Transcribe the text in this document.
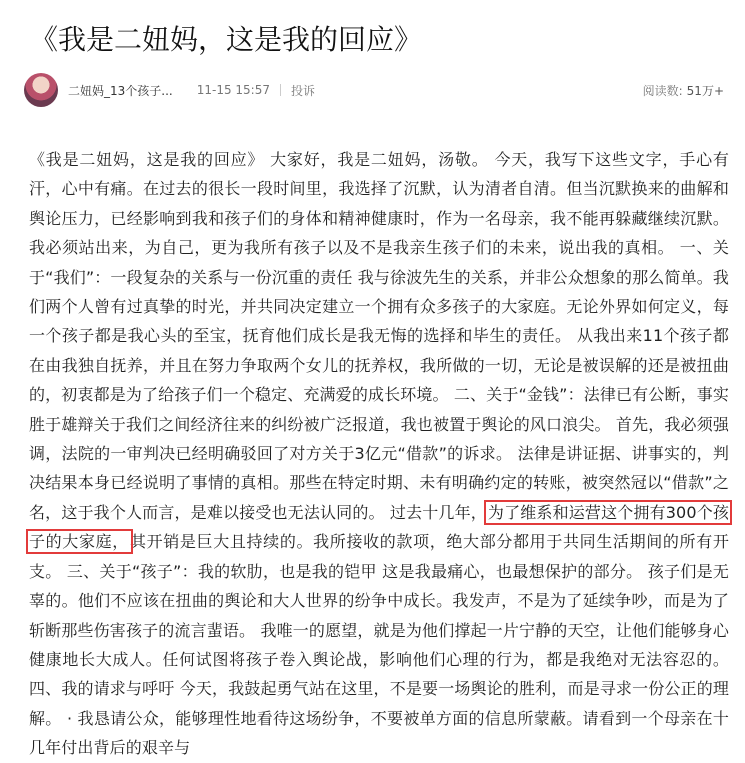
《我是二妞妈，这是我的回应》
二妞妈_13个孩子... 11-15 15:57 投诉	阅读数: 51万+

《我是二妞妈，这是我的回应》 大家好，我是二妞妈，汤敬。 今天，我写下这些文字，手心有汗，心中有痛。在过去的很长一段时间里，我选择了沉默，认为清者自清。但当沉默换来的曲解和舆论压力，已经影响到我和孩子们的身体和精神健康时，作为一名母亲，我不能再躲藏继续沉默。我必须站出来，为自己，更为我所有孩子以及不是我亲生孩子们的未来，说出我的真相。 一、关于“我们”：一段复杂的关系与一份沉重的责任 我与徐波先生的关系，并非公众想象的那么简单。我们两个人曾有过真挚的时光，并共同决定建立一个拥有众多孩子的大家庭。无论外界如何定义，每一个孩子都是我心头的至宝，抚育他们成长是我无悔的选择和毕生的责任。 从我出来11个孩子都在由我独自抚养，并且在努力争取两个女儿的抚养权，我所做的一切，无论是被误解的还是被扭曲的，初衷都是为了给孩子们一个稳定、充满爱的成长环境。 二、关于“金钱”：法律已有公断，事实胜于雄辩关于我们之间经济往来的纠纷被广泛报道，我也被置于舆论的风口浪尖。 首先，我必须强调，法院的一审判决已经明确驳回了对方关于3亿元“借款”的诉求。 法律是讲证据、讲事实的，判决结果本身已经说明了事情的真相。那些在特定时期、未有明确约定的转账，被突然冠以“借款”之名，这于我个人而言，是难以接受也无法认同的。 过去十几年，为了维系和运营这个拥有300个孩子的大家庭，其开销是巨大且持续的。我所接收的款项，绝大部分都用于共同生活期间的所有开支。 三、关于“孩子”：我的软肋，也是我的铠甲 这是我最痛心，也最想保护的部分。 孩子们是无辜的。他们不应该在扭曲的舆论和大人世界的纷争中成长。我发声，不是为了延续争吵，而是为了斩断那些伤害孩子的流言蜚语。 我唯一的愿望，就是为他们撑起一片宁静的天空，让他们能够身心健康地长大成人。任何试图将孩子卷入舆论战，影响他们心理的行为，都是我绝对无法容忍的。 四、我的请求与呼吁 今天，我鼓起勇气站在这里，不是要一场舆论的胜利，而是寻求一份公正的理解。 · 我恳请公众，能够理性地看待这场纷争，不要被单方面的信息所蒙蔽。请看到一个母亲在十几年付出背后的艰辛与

---

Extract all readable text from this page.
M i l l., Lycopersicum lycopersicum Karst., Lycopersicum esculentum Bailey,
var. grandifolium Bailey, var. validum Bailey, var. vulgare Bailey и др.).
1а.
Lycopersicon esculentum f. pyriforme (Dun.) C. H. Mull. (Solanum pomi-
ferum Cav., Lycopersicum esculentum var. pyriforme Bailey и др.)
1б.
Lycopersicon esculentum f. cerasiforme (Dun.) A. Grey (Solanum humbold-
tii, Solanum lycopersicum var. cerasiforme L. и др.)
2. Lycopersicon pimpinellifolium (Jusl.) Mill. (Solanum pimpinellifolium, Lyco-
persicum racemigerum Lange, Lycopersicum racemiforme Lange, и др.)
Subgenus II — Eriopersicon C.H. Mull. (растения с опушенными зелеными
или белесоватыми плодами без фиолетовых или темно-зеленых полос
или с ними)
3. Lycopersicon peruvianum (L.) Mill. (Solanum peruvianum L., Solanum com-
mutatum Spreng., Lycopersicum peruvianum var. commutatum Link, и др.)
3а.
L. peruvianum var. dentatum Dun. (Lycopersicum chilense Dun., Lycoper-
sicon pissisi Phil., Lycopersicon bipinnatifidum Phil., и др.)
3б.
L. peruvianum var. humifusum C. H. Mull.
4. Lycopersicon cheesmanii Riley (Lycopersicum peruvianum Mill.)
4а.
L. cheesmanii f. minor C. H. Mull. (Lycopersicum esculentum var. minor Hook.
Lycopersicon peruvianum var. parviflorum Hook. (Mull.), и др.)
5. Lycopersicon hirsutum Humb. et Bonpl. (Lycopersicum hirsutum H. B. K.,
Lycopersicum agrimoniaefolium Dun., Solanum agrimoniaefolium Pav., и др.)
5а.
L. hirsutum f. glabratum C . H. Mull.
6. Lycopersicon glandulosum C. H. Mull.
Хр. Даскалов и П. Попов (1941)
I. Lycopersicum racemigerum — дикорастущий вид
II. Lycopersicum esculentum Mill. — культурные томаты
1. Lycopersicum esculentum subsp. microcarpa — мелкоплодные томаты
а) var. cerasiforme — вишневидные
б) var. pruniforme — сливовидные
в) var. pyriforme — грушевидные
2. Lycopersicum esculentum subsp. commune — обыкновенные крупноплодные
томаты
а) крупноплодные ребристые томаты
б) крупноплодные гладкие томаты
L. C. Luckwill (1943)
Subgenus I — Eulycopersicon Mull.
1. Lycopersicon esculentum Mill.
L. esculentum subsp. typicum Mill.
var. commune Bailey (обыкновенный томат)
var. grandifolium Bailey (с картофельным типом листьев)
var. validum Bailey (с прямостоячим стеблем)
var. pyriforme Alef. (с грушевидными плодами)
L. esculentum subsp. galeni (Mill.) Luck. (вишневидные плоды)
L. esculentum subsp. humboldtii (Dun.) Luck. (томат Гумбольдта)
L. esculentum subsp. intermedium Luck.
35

## [What needs to be done]
Scan the records above, count the lines with "text" in them, and give only the number.

## [Reply to the task]
2